__Tarefa__. Transcreva na íntegra a notícia abaixo sobre Carla Zambelli e o apartamento funcional da Câmara, sem alterar nada.

__Trecho do texto__.
• • • • • • •
Carla Zambelli, deputada federal licenciada, permanece ocupando o apartamento funcional da Câmara em Brasília, mesmo após o fim do prazo para devolução nesta sexta-feira (4). Foragida na Itália e alvo de mandado de prisão do STF, Zambelli poderá alegar que só perderia o direito ao imóvel em caso de cassação do mandato.
A Câmara informou que notificará a parlamentar e poderá exigir indenização proporcional ao tempo de uso irregular.
A permanência de Carla Zambelli no imóvel funcional contraria as normas da Câmara, que determinam a devolução da residência em até 30 dias após a licença do mandato. O afastamento da deputada foi oficializado em 5 de junho, incluindo sete dias por motivo de saúde e mais 120 dias por interesse particular, sem remuneração.
O advogado de Zambelli, Fábio Pagnozzi, afirmou à GloboNews que a defesa ainda não foi notificada oficialmente e que consultará a Quarta Secretaria da Casa. A deputada argumenta que o prazo para devolução do imóvel só deveria valer em caso de cassação do mandato.
Em nota oficial, a Câmara declarou: “Na hipótese de uso indevido do imóvel, o ocupante deverá indenizar a Câmara. O valor da indenização será calculado com base no auxílio-moradia e cobrado proporcionalmente aos dias de ocupação.”
Zambelli está na lista de procurados da Interpol e foi condenada a 10 anos de prisão por envolvimento na invasão do sistema do Conselho Nacional de Justiça (CNJ), com apoio do hacker Walter Delgatti Neto.
Processo de cassação e repercussão
Além da condenação, Zambelli enfrenta processo de perda de mandato na Comissão de Constituição e Justiça (CCJ) da Câmara. O relator, deputado Diego Garcia (Republicanos-PR), informou que irá se reunir com o presidente da Câmara, Hugo Motta (Republicanos-PB), o presidente da CCJ, Paulo Azi (União Brasil-BA), e líderes partidários para definir o rito do processo.
A defesa da deputada apresentou, em 2 de julho, um pedido de acareação entre Zambelli e o hacker Walter Delgatti Neto, também condenado. O requerimento ainda está em análise pela comissão.
Enquanto isso, Zambelli permanece foragida na Itália há um mês e não se apresentou às autoridades. Caso não desocupe o imóvel, poderá ser obrigada a indenizar a Câmara pelo uso irregular, com valor baseado no auxílio-moradia pago a parlamentares sem imóvel funcional.
• • • • • • •
Itens armazenados de uma coleção:
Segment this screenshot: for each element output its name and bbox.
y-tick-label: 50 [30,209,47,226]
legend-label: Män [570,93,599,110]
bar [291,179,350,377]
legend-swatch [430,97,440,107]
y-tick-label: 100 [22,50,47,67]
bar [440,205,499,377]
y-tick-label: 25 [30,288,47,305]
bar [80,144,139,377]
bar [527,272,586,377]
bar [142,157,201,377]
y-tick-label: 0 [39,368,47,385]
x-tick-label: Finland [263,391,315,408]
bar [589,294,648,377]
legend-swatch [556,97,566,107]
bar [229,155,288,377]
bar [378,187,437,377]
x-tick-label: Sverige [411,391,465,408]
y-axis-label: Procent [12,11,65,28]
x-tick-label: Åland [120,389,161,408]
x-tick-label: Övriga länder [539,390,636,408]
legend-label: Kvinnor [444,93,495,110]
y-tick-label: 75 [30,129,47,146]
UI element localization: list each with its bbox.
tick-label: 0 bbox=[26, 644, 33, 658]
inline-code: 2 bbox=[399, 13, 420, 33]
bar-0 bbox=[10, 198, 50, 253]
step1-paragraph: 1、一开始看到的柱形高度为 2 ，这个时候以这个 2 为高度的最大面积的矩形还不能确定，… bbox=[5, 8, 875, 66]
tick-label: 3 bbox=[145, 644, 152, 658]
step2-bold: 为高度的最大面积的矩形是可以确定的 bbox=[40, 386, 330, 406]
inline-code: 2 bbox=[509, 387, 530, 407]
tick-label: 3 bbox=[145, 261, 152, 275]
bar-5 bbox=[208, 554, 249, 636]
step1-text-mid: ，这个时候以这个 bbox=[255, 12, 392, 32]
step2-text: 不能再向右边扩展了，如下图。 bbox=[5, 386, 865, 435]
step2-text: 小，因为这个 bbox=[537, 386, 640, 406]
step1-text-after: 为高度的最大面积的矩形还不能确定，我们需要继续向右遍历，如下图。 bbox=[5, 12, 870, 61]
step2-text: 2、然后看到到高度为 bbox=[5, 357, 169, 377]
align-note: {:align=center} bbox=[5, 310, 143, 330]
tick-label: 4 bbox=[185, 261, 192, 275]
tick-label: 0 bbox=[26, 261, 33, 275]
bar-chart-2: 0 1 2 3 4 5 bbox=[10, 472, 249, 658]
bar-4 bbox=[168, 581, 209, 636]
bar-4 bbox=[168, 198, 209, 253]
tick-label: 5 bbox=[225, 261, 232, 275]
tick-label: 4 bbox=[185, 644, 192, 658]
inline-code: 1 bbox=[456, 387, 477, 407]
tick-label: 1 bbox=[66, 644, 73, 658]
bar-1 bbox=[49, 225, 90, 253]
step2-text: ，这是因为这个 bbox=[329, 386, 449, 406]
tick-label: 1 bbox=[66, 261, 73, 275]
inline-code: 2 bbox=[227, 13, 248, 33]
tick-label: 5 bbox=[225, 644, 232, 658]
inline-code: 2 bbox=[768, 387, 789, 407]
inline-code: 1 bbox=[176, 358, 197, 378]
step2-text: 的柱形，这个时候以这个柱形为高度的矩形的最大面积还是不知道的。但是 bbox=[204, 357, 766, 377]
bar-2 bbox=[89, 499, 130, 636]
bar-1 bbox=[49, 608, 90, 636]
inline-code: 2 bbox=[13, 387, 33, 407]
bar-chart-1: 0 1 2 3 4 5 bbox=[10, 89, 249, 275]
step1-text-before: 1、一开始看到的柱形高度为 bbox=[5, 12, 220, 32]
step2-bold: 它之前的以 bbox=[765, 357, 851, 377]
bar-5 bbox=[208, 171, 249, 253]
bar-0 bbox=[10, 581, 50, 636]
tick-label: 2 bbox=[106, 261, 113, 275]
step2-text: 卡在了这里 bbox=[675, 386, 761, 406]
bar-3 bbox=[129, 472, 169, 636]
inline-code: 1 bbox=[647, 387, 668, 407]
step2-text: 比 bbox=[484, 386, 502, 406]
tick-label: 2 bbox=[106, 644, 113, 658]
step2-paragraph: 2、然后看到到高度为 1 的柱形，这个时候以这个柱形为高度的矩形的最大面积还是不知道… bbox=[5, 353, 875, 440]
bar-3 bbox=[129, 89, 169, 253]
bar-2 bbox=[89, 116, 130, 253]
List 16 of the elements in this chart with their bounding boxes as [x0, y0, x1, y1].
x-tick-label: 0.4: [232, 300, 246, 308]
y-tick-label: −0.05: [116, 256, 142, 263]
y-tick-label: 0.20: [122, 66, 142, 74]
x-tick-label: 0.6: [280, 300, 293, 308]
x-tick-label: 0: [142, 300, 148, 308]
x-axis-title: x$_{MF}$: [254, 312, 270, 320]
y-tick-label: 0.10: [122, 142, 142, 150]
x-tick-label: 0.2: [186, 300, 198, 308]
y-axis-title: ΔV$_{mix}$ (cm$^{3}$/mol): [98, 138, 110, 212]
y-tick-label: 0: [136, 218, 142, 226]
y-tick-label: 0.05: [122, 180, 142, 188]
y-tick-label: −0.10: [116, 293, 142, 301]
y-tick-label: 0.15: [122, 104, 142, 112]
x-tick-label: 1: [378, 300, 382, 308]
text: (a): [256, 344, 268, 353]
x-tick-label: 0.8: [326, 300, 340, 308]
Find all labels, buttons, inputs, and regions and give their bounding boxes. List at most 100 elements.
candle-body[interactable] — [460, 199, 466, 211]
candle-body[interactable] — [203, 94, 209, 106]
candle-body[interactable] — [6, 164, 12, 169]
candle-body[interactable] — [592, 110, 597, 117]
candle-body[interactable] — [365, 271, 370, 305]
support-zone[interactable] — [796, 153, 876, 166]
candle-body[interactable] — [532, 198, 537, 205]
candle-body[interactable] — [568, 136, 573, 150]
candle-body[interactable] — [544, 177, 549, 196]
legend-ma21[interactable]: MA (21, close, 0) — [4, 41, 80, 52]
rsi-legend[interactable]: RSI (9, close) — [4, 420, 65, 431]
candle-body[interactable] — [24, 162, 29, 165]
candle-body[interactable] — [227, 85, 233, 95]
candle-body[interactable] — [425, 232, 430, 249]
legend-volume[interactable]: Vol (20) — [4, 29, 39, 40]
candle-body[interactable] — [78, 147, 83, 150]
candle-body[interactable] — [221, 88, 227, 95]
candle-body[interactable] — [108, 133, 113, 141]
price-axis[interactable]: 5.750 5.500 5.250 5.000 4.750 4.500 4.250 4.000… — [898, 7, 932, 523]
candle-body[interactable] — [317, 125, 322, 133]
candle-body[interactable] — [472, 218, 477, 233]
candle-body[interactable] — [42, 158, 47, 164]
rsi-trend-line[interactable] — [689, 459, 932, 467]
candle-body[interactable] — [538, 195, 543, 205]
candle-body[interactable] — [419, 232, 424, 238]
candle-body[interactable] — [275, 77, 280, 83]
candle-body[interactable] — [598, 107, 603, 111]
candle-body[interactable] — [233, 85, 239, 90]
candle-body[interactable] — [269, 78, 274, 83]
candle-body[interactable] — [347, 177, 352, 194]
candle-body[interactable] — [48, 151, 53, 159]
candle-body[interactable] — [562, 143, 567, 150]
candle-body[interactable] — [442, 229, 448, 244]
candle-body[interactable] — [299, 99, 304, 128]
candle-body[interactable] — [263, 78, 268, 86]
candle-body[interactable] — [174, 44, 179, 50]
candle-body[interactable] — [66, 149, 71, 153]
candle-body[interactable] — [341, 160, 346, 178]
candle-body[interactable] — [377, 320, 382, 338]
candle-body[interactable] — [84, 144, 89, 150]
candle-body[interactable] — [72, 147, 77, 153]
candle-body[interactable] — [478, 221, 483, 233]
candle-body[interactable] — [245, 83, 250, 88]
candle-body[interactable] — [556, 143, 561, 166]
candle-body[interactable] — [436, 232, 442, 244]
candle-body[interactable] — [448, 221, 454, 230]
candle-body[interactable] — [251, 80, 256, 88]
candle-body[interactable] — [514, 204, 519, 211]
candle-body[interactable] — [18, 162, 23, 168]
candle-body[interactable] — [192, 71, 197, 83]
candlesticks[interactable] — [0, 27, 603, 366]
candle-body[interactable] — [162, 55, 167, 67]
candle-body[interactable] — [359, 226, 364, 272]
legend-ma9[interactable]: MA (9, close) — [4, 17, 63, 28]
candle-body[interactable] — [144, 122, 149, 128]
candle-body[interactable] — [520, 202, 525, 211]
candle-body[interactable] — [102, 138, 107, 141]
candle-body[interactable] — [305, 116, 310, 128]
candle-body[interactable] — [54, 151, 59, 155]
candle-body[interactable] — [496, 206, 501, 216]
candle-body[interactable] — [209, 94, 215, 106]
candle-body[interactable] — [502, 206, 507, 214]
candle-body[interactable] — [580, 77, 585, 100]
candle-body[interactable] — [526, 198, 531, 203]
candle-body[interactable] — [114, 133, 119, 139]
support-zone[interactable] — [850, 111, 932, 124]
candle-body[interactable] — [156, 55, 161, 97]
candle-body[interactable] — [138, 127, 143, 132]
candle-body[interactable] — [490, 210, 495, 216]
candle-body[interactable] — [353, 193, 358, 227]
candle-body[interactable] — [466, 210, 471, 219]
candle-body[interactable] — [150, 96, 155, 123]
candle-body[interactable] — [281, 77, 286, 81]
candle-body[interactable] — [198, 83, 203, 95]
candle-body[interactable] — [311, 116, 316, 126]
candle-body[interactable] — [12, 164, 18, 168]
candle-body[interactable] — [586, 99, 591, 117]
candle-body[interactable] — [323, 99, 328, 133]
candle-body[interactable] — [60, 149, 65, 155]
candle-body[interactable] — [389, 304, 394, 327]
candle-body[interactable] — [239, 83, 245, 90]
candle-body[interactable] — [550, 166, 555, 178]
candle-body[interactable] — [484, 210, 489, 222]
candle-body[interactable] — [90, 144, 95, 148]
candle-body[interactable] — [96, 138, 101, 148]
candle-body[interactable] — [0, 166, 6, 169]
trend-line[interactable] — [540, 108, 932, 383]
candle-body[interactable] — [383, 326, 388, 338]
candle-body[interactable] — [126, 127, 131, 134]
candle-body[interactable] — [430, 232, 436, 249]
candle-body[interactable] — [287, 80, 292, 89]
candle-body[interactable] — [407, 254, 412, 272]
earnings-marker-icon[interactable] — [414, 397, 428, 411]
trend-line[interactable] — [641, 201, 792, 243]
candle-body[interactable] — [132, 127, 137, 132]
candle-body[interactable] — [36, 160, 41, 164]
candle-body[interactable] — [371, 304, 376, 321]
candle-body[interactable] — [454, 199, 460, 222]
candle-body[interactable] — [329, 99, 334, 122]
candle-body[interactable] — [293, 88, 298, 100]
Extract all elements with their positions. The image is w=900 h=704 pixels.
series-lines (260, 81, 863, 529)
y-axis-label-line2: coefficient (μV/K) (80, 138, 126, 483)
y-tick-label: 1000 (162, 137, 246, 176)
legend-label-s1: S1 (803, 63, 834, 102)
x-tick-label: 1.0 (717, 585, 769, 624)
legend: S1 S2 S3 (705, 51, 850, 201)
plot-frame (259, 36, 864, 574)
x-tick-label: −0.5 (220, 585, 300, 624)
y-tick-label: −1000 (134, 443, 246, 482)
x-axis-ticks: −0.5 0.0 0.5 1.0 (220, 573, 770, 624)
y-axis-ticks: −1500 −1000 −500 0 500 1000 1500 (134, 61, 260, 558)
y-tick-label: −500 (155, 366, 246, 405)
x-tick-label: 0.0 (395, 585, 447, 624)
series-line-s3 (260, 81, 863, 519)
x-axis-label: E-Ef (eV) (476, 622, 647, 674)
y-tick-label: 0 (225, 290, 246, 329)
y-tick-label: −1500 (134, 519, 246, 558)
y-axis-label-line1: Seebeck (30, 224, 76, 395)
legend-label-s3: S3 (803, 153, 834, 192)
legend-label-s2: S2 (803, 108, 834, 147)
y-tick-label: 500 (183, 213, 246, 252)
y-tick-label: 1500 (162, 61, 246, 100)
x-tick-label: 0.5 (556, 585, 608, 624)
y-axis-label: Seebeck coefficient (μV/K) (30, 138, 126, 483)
• • • • • • •
__Exercício resolvido__.
Carla Zambelli, deputada federal licenciada, permanece ocupando o apartamento funcional da Câmara em Brasília, mesmo após o fim do prazo para devolução nesta sexta-feira (4). Foragida na Itália e alvo de mandado de prisão do STF, Zambelli poderá alegar que só perderia o direito ao imóvel em caso de cassação do mandato.
A Câmara informou que notificará a parlamentar e poderá exigir indenização proporcional ao tempo de uso irregular.
A permanência de Carla Zambelli no imóvel funcional contraria as normas da Câmara, que determinam a devolução da residência em até 30 dias após a licença do mandato. O afastamento da deputada foi oficializado em 5 de junho, incluindo sete dias por motivo de saúde e mais 120 dias por interesse particular, sem remuneração.
O advogado de Zambelli, Fábio Pagnozzi, afirmou à GloboNews que a defesa ainda não foi notificada oficialmente e que consultará a Quarta Secretaria da Casa. A deputada argumenta que o prazo para devolução do imóvel só deveria valer em caso de cassação do mandato.
Em nota oficial, a Câmara declarou: “Na hipótese de uso indevido do imóvel, o ocupante deverá indenizar a Câmara. O valor da indenização será calculado com base no auxílio-moradia e cobrado proporcionalmente aos dias de ocupação.”
Zambelli está na lista de procurados da Interpol e foi condenada a 10 anos de prisão por envolvimento na invasão do sistema do Conselho Nacional de Justiça (CNJ), com apoio do hacker Walter Delgatti Neto.
Processo de cassação e repercussão
Além da condenação, Zambelli enfrenta processo de perda de mandato na Comissão de Constituição e Justiça (CCJ) da Câmara. O relator, deputado Diego Garcia (Republicanos-PR), informou que irá se reunir com o presidente da Câmara, Hugo Motta (Republicanos-PB), o presidente da CCJ, Paulo Azi (União Brasil-BA), e líderes partidários para definir o rito do processo.
A defesa da deputada apresentou, em 2 de julho, um pedido de acareação entre Zambelli e o hacker Walter Delgatti Neto, também condenado. O requerimento ainda está em análise pela comissão.
Enquanto isso, Zambelli permanece foragida na Itália há um mês e não se apresentou às autoridades. Caso não desocupe o imóvel, poderá ser obrigada a indenizar a Câmara pelo uso irregular, com valor baseado no auxílio-moradia pago a parlamentares sem imóvel funcional.